> **SOURCE MATERIAL**:

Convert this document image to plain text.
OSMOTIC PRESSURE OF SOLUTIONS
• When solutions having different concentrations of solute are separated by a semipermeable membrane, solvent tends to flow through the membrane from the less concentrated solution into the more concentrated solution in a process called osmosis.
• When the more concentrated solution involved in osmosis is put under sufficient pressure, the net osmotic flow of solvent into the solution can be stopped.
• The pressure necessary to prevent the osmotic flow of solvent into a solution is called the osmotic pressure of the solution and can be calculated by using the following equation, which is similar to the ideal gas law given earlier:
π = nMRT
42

> **EXERCISE AIM**:
Note each line of the entries that has "called" in it, and copy those lines.

> **THE RESPONSE**:
• When solutions having different concentrations of solute are separated by a semipermeable membrane, solvent tends to flow through the membrane from the less concentrated solution into the more concentrated solution in a process called osmosis.
• The pressure necessary to prevent the osmotic flow of solvent into a solution is called the osmotic pressure of the solution and can be calculated by using the following equation, which is similar to the ideal gas law given earlier:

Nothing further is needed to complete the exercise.